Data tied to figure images
══════

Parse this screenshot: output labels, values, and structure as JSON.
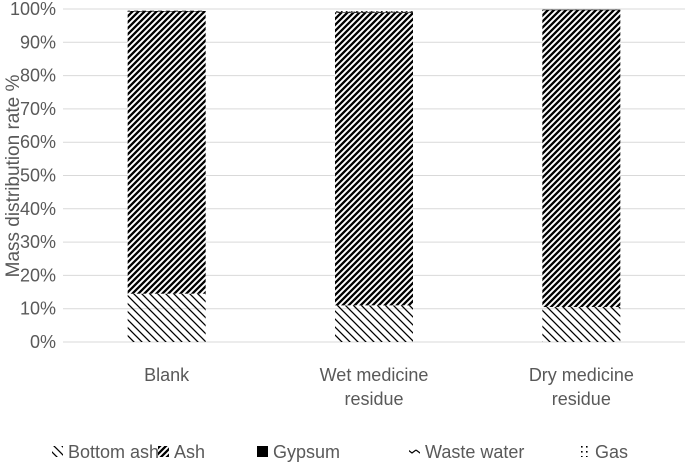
{
  "chart_data": {
    "type": "bar",
    "stacked": true,
    "title": "",
    "xlabel": "",
    "ylabel": "Mass distribution rate %",
    "ylim": [
      0,
      100
    ],
    "yticks": [
      "0%",
      "10%",
      "20%",
      "30%",
      "40%",
      "50%",
      "60%",
      "70%",
      "80%",
      "90%",
      "100%"
    ],
    "grid": true,
    "legend_position": "bottom",
    "categories": [
      [
        "Blank"
      ],
      [
        "Wet medicine",
        "residue"
      ],
      [
        "Dry medicine",
        "residue"
      ]
    ],
    "series": [
      {
        "name": "Bottom ash",
        "pattern": "diag-down-sparse",
        "values": [
          14.5,
          11.0,
          10.5
        ]
      },
      {
        "name": "Ash",
        "pattern": "diag-up-dense",
        "values": [
          84.8,
          87.9,
          89.2
        ]
      },
      {
        "name": "Gypsum",
        "pattern": "horizontal-solid",
        "values": [
          0.1,
          0.1,
          0.1
        ]
      },
      {
        "name": "Waste water",
        "pattern": "zigzag",
        "values": [
          0.1,
          0.2,
          0.1
        ]
      },
      {
        "name": "Gas",
        "pattern": "dots",
        "values": [
          0.5,
          0.8,
          0.1
        ]
      }
    ],
    "colors": {
      "axis_text": "#595959",
      "grid": "#d9d9d9",
      "ink": "#000000"
    }
  }
}
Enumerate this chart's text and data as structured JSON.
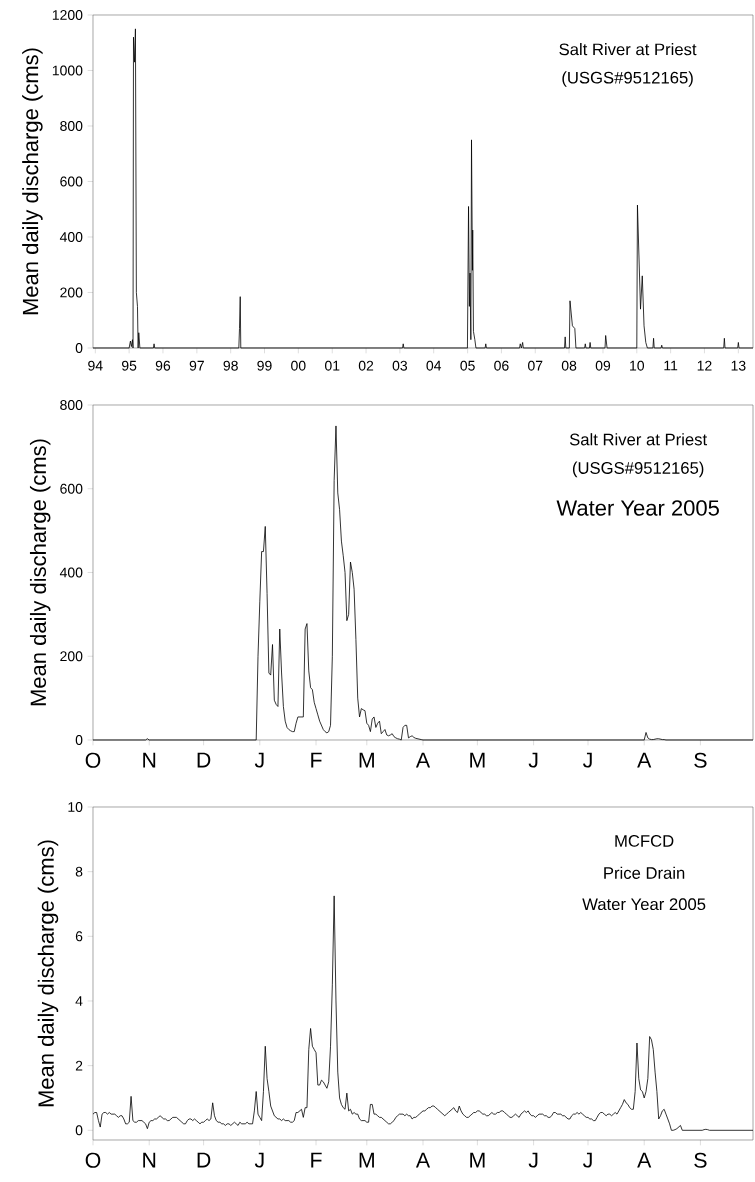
{
  "chart_data": [
    {
      "type": "line",
      "ylabel": "Mean daily discharge (cms)",
      "annotations": [
        "Salt River at Priest",
        "(USGS#9512165)"
      ],
      "color": "#000000",
      "x": [
        "1993-12-07",
        "1995-01-01",
        "1995-01-15",
        "1995-01-25",
        "1995-02-06",
        "1995-02-12",
        "1995-02-17",
        "1995-03-01",
        "1995-03-10",
        "1995-03-20",
        "1995-04-01",
        "1995-04-08",
        "1995-04-15",
        "1995-04-27",
        "1995-09-20",
        "1995-09-27",
        "1995-10-04",
        "1998-03-30",
        "1998-04-06",
        "1998-04-14",
        "1998-04-20",
        "2003-01-30",
        "2003-02-06",
        "2003-02-13",
        "2004-12-30",
        "2005-01-11",
        "2005-01-20",
        "2005-01-27",
        "2005-02-05",
        "2005-02-12",
        "2005-02-22",
        "2005-02-25",
        "2005-03-05",
        "2005-03-20",
        "2005-04-01",
        "2005-07-09",
        "2005-07-16",
        "2005-07-23",
        "2006-07-16",
        "2006-07-23",
        "2006-08-05",
        "2006-08-18",
        "2006-08-25",
        "2007-11-13",
        "2007-11-20",
        "2007-11-27",
        "2008-01-04",
        "2008-01-11",
        "2008-02-06",
        "2008-03-03",
        "2008-03-15",
        "2008-06-17",
        "2008-06-24",
        "2008-07-01",
        "2008-08-08",
        "2008-08-15",
        "2008-08-22",
        "2009-01-23",
        "2009-01-30",
        "2009-02-14",
        "2010-01-01",
        "2010-01-08",
        "2010-02-10",
        "2010-03-01",
        "2010-03-20",
        "2010-04-08",
        "2010-04-25",
        "2010-06-24",
        "2010-07-01",
        "2010-07-08",
        "2010-09-20",
        "2010-09-27",
        "2010-10-04",
        "2012-07-27",
        "2012-08-03",
        "2012-08-10",
        "2012-12-25",
        "2013-01-01",
        "2013-01-08",
        "2013-06-08"
      ],
      "values": [
        0,
        0,
        25,
        5,
        30,
        0,
        1120,
        1030,
        1150,
        200,
        150,
        0,
        55,
        0,
        0,
        15,
        0,
        0,
        70,
        185,
        0,
        0,
        15,
        0,
        0,
        510,
        150,
        270,
        30,
        750,
        280,
        425,
        60,
        30,
        0,
        0,
        15,
        0,
        0,
        15,
        0,
        20,
        0,
        0,
        40,
        0,
        0,
        170,
        80,
        70,
        0,
        0,
        15,
        0,
        0,
        20,
        0,
        0,
        45,
        0,
        0,
        515,
        140,
        260,
        80,
        20,
        0,
        0,
        35,
        0,
        0,
        10,
        0,
        0,
        35,
        0,
        0,
        20,
        0,
        0
      ],
      "xlim": [
        "1993-12-07",
        "2013-06-08"
      ],
      "ylim": [
        0,
        1200
      ],
      "yticks": [
        0,
        200,
        400,
        600,
        800,
        1000,
        1200
      ],
      "xticks": [
        {
          "value": "1994-01-01",
          "label": "94"
        },
        {
          "value": "1995-01-01",
          "label": "95"
        },
        {
          "value": "1996-01-01",
          "label": "96"
        },
        {
          "value": "1997-01-01",
          "label": "97"
        },
        {
          "value": "1998-01-01",
          "label": "98"
        },
        {
          "value": "1999-01-01",
          "label": "99"
        },
        {
          "value": "2000-01-01",
          "label": "00"
        },
        {
          "value": "2001-01-01",
          "label": "01"
        },
        {
          "value": "2002-01-01",
          "label": "02"
        },
        {
          "value": "2003-01-01",
          "label": "03"
        },
        {
          "value": "2004-01-01",
          "label": "04"
        },
        {
          "value": "2005-01-01",
          "label": "05"
        },
        {
          "value": "2006-01-01",
          "label": "06"
        },
        {
          "value": "2007-01-01",
          "label": "07"
        },
        {
          "value": "2008-01-01",
          "label": "08"
        },
        {
          "value": "2009-01-01",
          "label": "09"
        },
        {
          "value": "2010-01-01",
          "label": "10"
        },
        {
          "value": "2011-01-01",
          "label": "11"
        },
        {
          "value": "2012-01-01",
          "label": "12"
        },
        {
          "value": "2013-01-01",
          "label": "13"
        }
      ]
    },
    {
      "type": "line",
      "ylabel": "Mean daily discharge (cms)",
      "annotations": [
        "Salt River at Priest",
        "(USGS#9512165)",
        "Water Year 2005"
      ],
      "color": "#000000",
      "categories": [
        "O",
        null,
        null,
        null,
        null,
        null,
        null,
        null,
        null,
        null,
        null,
        null,
        null,
        null,
        null,
        null,
        null,
        null,
        null,
        null,
        null,
        null,
        null,
        null,
        null,
        null,
        null,
        null,
        null,
        null,
        null,
        "N",
        null,
        null,
        null,
        null,
        null,
        null,
        null,
        null,
        null,
        null,
        null,
        null,
        null,
        null,
        null,
        null,
        null,
        null,
        null,
        null,
        null,
        null,
        null,
        null,
        null,
        null,
        null,
        null,
        null,
        "D",
        null,
        null,
        null,
        null,
        null,
        null,
        null,
        null,
        null,
        null,
        null,
        null,
        null,
        null,
        null,
        null,
        null,
        null,
        null,
        null,
        null,
        null,
        null,
        null,
        null,
        null,
        null,
        null,
        null,
        null,
        "J",
        null,
        null,
        null,
        null,
        null,
        null,
        null,
        null,
        null,
        null,
        null,
        null,
        null,
        null,
        null,
        null,
        null,
        null,
        null,
        null,
        null,
        null,
        null,
        null,
        null,
        null,
        null,
        null,
        null,
        null,
        "F",
        null,
        null,
        null,
        null,
        null,
        null,
        null,
        null,
        null,
        null,
        null,
        null,
        null,
        null,
        null,
        null,
        null,
        null,
        null,
        null,
        null,
        null,
        null,
        null,
        null,
        null,
        null,
        "M",
        null,
        null,
        null,
        null,
        null,
        null,
        null,
        null,
        null,
        null,
        null,
        null,
        null,
        null,
        null,
        null,
        null,
        null,
        null,
        null,
        null,
        null,
        null,
        null,
        null,
        null,
        null,
        null,
        null,
        null,
        "A",
        null,
        null,
        null,
        null,
        null,
        null,
        null,
        null,
        null,
        null,
        null,
        null,
        null,
        null,
        null,
        null,
        null,
        null,
        null,
        null,
        null,
        null,
        null,
        null,
        null,
        null,
        null,
        null,
        null,
        "M",
        null,
        null,
        null,
        null,
        null,
        null,
        null,
        null,
        null,
        null,
        null,
        null,
        null,
        null,
        null,
        null,
        null,
        null,
        null,
        null,
        null,
        null,
        null,
        null,
        null,
        null,
        null,
        null,
        null,
        null,
        "J",
        null,
        null,
        null,
        null,
        null,
        null,
        null,
        null,
        null,
        null,
        null,
        null,
        null,
        null,
        null,
        null,
        null,
        null,
        null,
        null,
        null,
        null,
        null,
        null,
        null,
        null,
        null,
        null,
        null,
        "J",
        null,
        null,
        null,
        null,
        null,
        null,
        null,
        null,
        null,
        null,
        null,
        null,
        null,
        null,
        null,
        null,
        null,
        null,
        null,
        null,
        null,
        null,
        null,
        null,
        null,
        null,
        null,
        null,
        null,
        null,
        "A",
        null,
        null,
        null,
        null,
        null,
        null,
        null,
        null,
        null,
        null,
        null,
        null,
        null,
        null,
        null,
        null,
        null,
        null,
        null,
        null,
        null,
        null,
        null,
        null,
        null,
        null,
        null,
        null,
        null,
        null,
        "S",
        null,
        null,
        null,
        null,
        null,
        null,
        null,
        null,
        null,
        null,
        null,
        null,
        null,
        null,
        null,
        null,
        null,
        null,
        null,
        null,
        null,
        null,
        null,
        null,
        null,
        null,
        null,
        null,
        null
      ],
      "values": [
        0,
        0,
        0,
        0,
        0,
        0,
        0,
        0,
        0,
        0,
        0,
        0,
        0,
        0,
        0,
        0,
        0,
        0,
        0,
        0,
        0,
        0,
        0,
        0,
        0,
        0,
        0,
        0,
        0,
        0,
        3,
        0,
        0,
        0,
        0,
        0,
        0,
        0,
        0,
        0,
        0,
        0,
        0,
        0,
        0,
        0,
        0,
        0,
        0,
        0,
        0,
        0,
        0,
        0,
        0,
        0,
        0,
        0,
        0,
        0,
        0,
        0,
        0,
        0,
        0,
        0,
        0,
        0,
        0,
        0,
        0,
        0,
        0,
        0,
        0,
        0,
        0,
        0,
        0,
        0,
        0,
        0,
        0,
        0,
        0,
        0,
        0,
        0,
        0,
        0,
        0,
        200,
        330,
        450,
        450,
        510,
        350,
        160,
        155,
        228,
        95,
        85,
        80,
        265,
        160,
        80,
        45,
        30,
        25,
        22,
        20,
        20,
        40,
        55,
        55,
        55,
        55,
        265,
        278,
        165,
        125,
        120,
        90,
        75,
        60,
        45,
        35,
        25,
        20,
        17,
        20,
        35,
        200,
        620,
        750,
        590,
        550,
        475,
        440,
        400,
        285,
        300,
        425,
        400,
        360,
        240,
        100,
        55,
        75,
        72,
        70,
        40,
        35,
        20,
        50,
        55,
        30,
        40,
        45,
        15,
        20,
        25,
        12,
        10,
        12,
        15,
        8,
        5,
        3,
        2,
        0,
        30,
        35,
        35,
        5,
        8,
        10,
        6,
        4,
        3,
        2,
        1,
        0,
        0,
        0,
        0,
        0,
        0,
        0,
        0,
        0,
        0,
        0,
        0,
        0,
        0,
        0,
        0,
        0,
        0,
        0,
        0,
        0,
        0,
        0,
        0,
        0,
        0,
        0,
        0,
        0,
        0,
        0,
        0,
        0,
        0,
        0,
        0,
        0,
        0,
        0,
        0,
        0,
        0,
        0,
        0,
        0,
        0,
        0,
        0,
        0,
        0,
        0,
        0,
        0,
        0,
        0,
        0,
        0,
        0,
        0,
        0,
        0,
        0,
        0,
        0,
        0,
        0,
        0,
        0,
        0,
        0,
        0,
        0,
        0,
        0,
        0,
        0,
        0,
        0,
        0,
        0,
        0,
        0,
        0,
        0,
        0,
        0,
        0,
        0,
        0,
        0,
        0,
        0,
        0,
        0,
        0,
        0,
        0,
        0,
        0,
        0,
        0,
        0,
        0,
        0,
        0,
        0,
        0,
        0,
        0,
        0,
        0,
        0,
        0,
        0,
        0,
        0,
        0,
        0,
        0,
        0,
        0,
        0,
        0,
        18,
        5,
        2,
        1,
        1,
        2,
        3,
        3,
        2,
        1,
        1,
        0,
        0,
        0,
        0,
        0,
        0,
        0,
        0,
        0,
        0,
        0,
        0,
        0,
        0,
        0,
        0,
        0,
        0,
        0,
        0,
        0,
        0,
        0,
        0,
        0,
        0,
        0,
        0,
        0,
        0,
        0,
        0,
        0,
        0,
        0,
        0,
        0,
        0,
        0,
        0,
        0,
        0,
        0,
        0,
        0,
        0,
        0,
        0,
        0
      ],
      "ylim": [
        0,
        800
      ],
      "yticks": [
        0,
        200,
        400,
        600,
        800
      ]
    },
    {
      "type": "line",
      "ylabel": "Mean daily discharge (cms)",
      "annotations": [
        "MCFCD",
        "Price Drain",
        "Water Year 2005"
      ],
      "color": "#000000",
      "categories": [
        "O",
        null,
        null,
        null,
        null,
        null,
        null,
        null,
        null,
        null,
        null,
        null,
        null,
        null,
        null,
        null,
        null,
        null,
        null,
        null,
        null,
        null,
        null,
        null,
        null,
        null,
        null,
        null,
        null,
        null,
        null,
        "N",
        null,
        null,
        null,
        null,
        null,
        null,
        null,
        null,
        null,
        null,
        null,
        null,
        null,
        null,
        null,
        null,
        null,
        null,
        null,
        null,
        null,
        null,
        null,
        null,
        null,
        null,
        null,
        null,
        null,
        "D",
        null,
        null,
        null,
        null,
        null,
        null,
        null,
        null,
        null,
        null,
        null,
        null,
        null,
        null,
        null,
        null,
        null,
        null,
        null,
        null,
        null,
        null,
        null,
        null,
        null,
        null,
        null,
        null,
        null,
        null,
        "J",
        null,
        null,
        null,
        null,
        null,
        null,
        null,
        null,
        null,
        null,
        null,
        null,
        null,
        null,
        null,
        null,
        null,
        null,
        null,
        null,
        null,
        null,
        null,
        null,
        null,
        null,
        null,
        null,
        null,
        null,
        "F",
        null,
        null,
        null,
        null,
        null,
        null,
        null,
        null,
        null,
        null,
        null,
        null,
        null,
        null,
        null,
        null,
        null,
        null,
        null,
        null,
        null,
        null,
        null,
        null,
        null,
        null,
        null,
        "M",
        null,
        null,
        null,
        null,
        null,
        null,
        null,
        null,
        null,
        null,
        null,
        null,
        null,
        null,
        null,
        null,
        null,
        null,
        null,
        null,
        null,
        null,
        null,
        null,
        null,
        null,
        null,
        null,
        null,
        null,
        "A",
        null,
        null,
        null,
        null,
        null,
        null,
        null,
        null,
        null,
        null,
        null,
        null,
        null,
        null,
        null,
        null,
        null,
        null,
        null,
        null,
        null,
        null,
        null,
        null,
        null,
        null,
        null,
        null,
        null,
        "M",
        null,
        null,
        null,
        null,
        null,
        null,
        null,
        null,
        null,
        null,
        null,
        null,
        null,
        null,
        null,
        null,
        null,
        null,
        null,
        null,
        null,
        null,
        null,
        null,
        null,
        null,
        null,
        null,
        null,
        null,
        "J",
        null,
        null,
        null,
        null,
        null,
        null,
        null,
        null,
        null,
        null,
        null,
        null,
        null,
        null,
        null,
        null,
        null,
        null,
        null,
        null,
        null,
        null,
        null,
        null,
        null,
        null,
        null,
        null,
        null,
        "J",
        null,
        null,
        null,
        null,
        null,
        null,
        null,
        null,
        null,
        null,
        null,
        null,
        null,
        null,
        null,
        null,
        null,
        null,
        null,
        null,
        null,
        null,
        null,
        null,
        null,
        null,
        null,
        null,
        null,
        null,
        "A",
        null,
        null,
        null,
        null,
        null,
        null,
        null,
        null,
        null,
        null,
        null,
        null,
        null,
        null,
        null,
        null,
        null,
        null,
        null,
        null,
        null,
        null,
        null,
        null,
        null,
        null,
        null,
        null,
        null,
        null,
        "S",
        null,
        null,
        null,
        null,
        null,
        null,
        null,
        null,
        null,
        null,
        null,
        null,
        null,
        null,
        null,
        null,
        null,
        null,
        null,
        null,
        null,
        null,
        null,
        null,
        null,
        null,
        null,
        null,
        null
      ],
      "values": [
        0.5,
        0.55,
        0.55,
        0.3,
        0.1,
        0.5,
        0.55,
        0.55,
        0.5,
        0.55,
        0.5,
        0.5,
        0.5,
        0.45,
        0.4,
        0.45,
        0.45,
        0.35,
        0.2,
        0.2,
        0.25,
        1.05,
        0.3,
        0.25,
        0.25,
        0.3,
        0.3,
        0.3,
        0.25,
        0.2,
        0.05,
        0.25,
        0.3,
        0.3,
        0.35,
        0.35,
        0.4,
        0.45,
        0.4,
        0.35,
        0.35,
        0.3,
        0.3,
        0.35,
        0.4,
        0.4,
        0.4,
        0.35,
        0.3,
        0.25,
        0.2,
        0.2,
        0.3,
        0.35,
        0.35,
        0.3,
        0.35,
        0.3,
        0.25,
        0.2,
        0.25,
        0.25,
        0.3,
        0.35,
        0.3,
        0.35,
        0.85,
        0.45,
        0.3,
        0.25,
        0.25,
        0.2,
        0.2,
        0.15,
        0.2,
        0.2,
        0.15,
        0.2,
        0.25,
        0.2,
        0.15,
        0.25,
        0.2,
        0.2,
        0.2,
        0.25,
        0.2,
        0.2,
        0.2,
        0.6,
        1.2,
        0.5,
        0.4,
        0.3,
        1.2,
        2.6,
        1.6,
        1.2,
        0.75,
        0.6,
        0.45,
        0.4,
        0.35,
        0.35,
        0.3,
        0.35,
        0.3,
        0.3,
        0.3,
        0.25,
        0.25,
        0.3,
        0.55,
        0.55,
        0.6,
        0.65,
        0.4,
        0.7,
        0.7,
        2.5,
        3.15,
        2.6,
        2.5,
        2.4,
        1.4,
        1.4,
        1.55,
        1.5,
        1.4,
        1.3,
        1.5,
        2.6,
        4.5,
        7.25,
        4.0,
        1.8,
        1.0,
        0.8,
        0.7,
        0.65,
        1.15,
        0.6,
        0.65,
        0.5,
        0.55,
        0.5,
        0.5,
        0.35,
        0.3,
        0.3,
        0.3,
        0.25,
        0.25,
        0.8,
        0.8,
        0.5,
        0.5,
        0.45,
        0.4,
        0.4,
        0.35,
        0.3,
        0.25,
        0.2,
        0.2,
        0.25,
        0.3,
        0.4,
        0.45,
        0.5,
        0.5,
        0.5,
        0.45,
        0.5,
        0.45,
        0.45,
        0.35,
        0.4,
        0.4,
        0.45,
        0.5,
        0.55,
        0.6,
        0.6,
        0.65,
        0.7,
        0.7,
        0.75,
        0.75,
        0.7,
        0.65,
        0.6,
        0.55,
        0.5,
        0.45,
        0.5,
        0.55,
        0.6,
        0.65,
        0.7,
        0.6,
        0.55,
        0.75,
        0.6,
        0.5,
        0.45,
        0.4,
        0.4,
        0.45,
        0.5,
        0.55,
        0.55,
        0.6,
        0.6,
        0.55,
        0.5,
        0.5,
        0.45,
        0.45,
        0.5,
        0.55,
        0.5,
        0.5,
        0.55,
        0.55,
        0.6,
        0.6,
        0.55,
        0.5,
        0.45,
        0.4,
        0.4,
        0.45,
        0.5,
        0.45,
        0.4,
        0.5,
        0.55,
        0.6,
        0.55,
        0.6,
        0.5,
        0.45,
        0.45,
        0.4,
        0.45,
        0.5,
        0.5,
        0.5,
        0.45,
        0.45,
        0.4,
        0.4,
        0.45,
        0.55,
        0.55,
        0.5,
        0.5,
        0.5,
        0.45,
        0.45,
        0.4,
        0.35,
        0.35,
        0.45,
        0.5,
        0.5,
        0.55,
        0.5,
        0.55,
        0.5,
        0.45,
        0.4,
        0.4,
        0.35,
        0.35,
        0.3,
        0.3,
        0.4,
        0.5,
        0.55,
        0.55,
        0.5,
        0.45,
        0.5,
        0.5,
        0.45,
        0.5,
        0.55,
        0.5,
        0.6,
        0.7,
        0.8,
        0.95,
        0.85,
        0.8,
        0.7,
        0.65,
        0.65,
        1.2,
        2.7,
        1.6,
        1.25,
        1.2,
        1.0,
        1.2,
        1.6,
        2.9,
        2.8,
        2.5,
        1.8,
        1.2,
        0.35,
        0.45,
        0.6,
        0.65,
        0.5,
        0.35,
        0.2,
        0,
        0,
        0.02,
        0.05,
        0.1,
        0.15,
        0,
        0,
        0,
        0,
        0,
        0,
        0,
        0,
        0,
        0,
        0,
        0,
        0.02,
        0.03,
        0.02,
        0,
        0,
        0,
        0,
        0,
        0,
        0,
        0,
        0,
        0,
        0,
        0,
        0,
        0,
        0,
        0,
        0,
        0,
        0,
        0,
        0,
        0,
        0,
        0,
        0
      ],
      "ylim": [
        -0.3,
        10
      ],
      "yticks": [
        0,
        2,
        4,
        6,
        8,
        10
      ]
    }
  ]
}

══════

■ **What needs to be done**:
Gather each line in the entries above where the string "JSON" is found.

■ **Exercise output**:
Parse this screenshot: output labels, values, and structure as JSON.
Enumerate this chart's text and data as structured JSON.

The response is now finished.